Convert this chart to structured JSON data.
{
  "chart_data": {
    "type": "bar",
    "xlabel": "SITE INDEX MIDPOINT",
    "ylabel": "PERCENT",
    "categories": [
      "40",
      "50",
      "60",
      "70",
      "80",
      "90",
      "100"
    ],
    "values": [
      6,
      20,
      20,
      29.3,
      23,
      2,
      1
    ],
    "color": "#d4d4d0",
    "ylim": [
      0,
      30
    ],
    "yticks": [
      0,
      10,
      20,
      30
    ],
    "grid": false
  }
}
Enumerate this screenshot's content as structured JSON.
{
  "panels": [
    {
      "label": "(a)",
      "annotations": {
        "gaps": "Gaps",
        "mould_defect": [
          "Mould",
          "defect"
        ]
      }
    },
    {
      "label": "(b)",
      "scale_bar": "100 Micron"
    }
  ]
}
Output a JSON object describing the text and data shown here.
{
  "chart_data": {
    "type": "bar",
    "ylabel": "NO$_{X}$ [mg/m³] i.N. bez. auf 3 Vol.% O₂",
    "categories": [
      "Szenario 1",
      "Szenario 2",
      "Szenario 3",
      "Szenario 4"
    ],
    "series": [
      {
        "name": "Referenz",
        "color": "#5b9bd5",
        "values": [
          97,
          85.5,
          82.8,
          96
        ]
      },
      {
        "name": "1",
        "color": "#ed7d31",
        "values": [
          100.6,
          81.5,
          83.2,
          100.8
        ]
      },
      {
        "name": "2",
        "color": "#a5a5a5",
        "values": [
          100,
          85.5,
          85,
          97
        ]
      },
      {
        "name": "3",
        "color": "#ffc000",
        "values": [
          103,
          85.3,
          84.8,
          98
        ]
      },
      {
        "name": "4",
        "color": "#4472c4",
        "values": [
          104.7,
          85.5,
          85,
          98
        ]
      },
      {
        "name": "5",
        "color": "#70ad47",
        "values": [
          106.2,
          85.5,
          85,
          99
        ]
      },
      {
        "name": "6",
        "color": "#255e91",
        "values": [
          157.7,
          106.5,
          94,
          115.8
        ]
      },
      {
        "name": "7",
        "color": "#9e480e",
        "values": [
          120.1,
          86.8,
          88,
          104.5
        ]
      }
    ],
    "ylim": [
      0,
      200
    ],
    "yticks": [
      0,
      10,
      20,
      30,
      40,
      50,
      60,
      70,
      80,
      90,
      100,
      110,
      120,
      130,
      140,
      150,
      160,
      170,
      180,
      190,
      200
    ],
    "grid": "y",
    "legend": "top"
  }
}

### Task objective
Copy each record from above exactly, and include every line.

### Full output
Convert this chart to structured JSON data.
{
  "chart_data": {
    "type": "bar",
    "xlabel": "SITE INDEX MIDPOINT",
    "ylabel": "PERCENT",
    "categories": [
      "40",
      "50",
      "60",
      "70",
      "80",
      "90",
      "100"
    ],
    "values": [
      6,
      20,
      20,
      29.3,
      23,
      2,
      1
    ],
    "color": "#d4d4d0",
    "ylim": [
      0,
      30
    ],
    "yticks": [
      0,
      10,
      20,
      30
    ],
    "grid": false
  }
}
Enumerate this screenshot's content as structured JSON.
{
  "panels": [
    {
      "label": "(a)",
      "annotations": {
        "gaps": "Gaps",
        "mould_defect": [
          "Mould",
          "defect"
        ]
      }
    },
    {
      "label": "(b)",
      "scale_bar": "100 Micron"
    }
  ]
}
Output a JSON object describing the text and data shown here.
{
  "chart_data": {
    "type": "bar",
    "ylabel": "NO$_{X}$ [mg/m³] i.N. bez. auf 3 Vol.% O₂",
    "categories": [
      "Szenario 1",
      "Szenario 2",
      "Szenario 3",
      "Szenario 4"
    ],
    "series": [
      {
        "name": "Referenz",
        "color": "#5b9bd5",
        "values": [
          97,
          85.5,
          82.8,
          96
        ]
      },
      {
        "name": "1",
        "color": "#ed7d31",
        "values": [
          100.6,
          81.5,
          83.2,
          100.8
        ]
      },
      {
        "name": "2",
        "color": "#a5a5a5",
        "values": [
          100,
          85.5,
          85,
          97
        ]
      },
      {
        "name": "3",
        "color": "#ffc000",
        "values": [
          103,
          85.3,
          84.8,
          98
        ]
      },
      {
        "name": "4",
        "color": "#4472c4",
        "values": [
          104.7,
          85.5,
          85,
          98
        ]
      },
      {
        "name": "5",
        "color": "#70ad47",
        "values": [
          106.2,
          85.5,
          85,
          99
        ]
      },
      {
        "name": "6",
        "color": "#255e91",
        "values": [
          157.7,
          106.5,
          94,
          115.8
        ]
      },
      {
        "name": "7",
        "color": "#9e480e",
        "values": [
          120.1,
          86.8,
          88,
          104.5
        ]
      }
    ],
    "ylim": [
      0,
      200
    ],
    "yticks": [
      0,
      10,
      20,
      30,
      40,
      50,
      60,
      70,
      80,
      90,
      100,
      110,
      120,
      130,
      140,
      150,
      160,
      170,
      180,
      190,
      200
    ],
    "grid": "y",
    "legend": "top"
  }
}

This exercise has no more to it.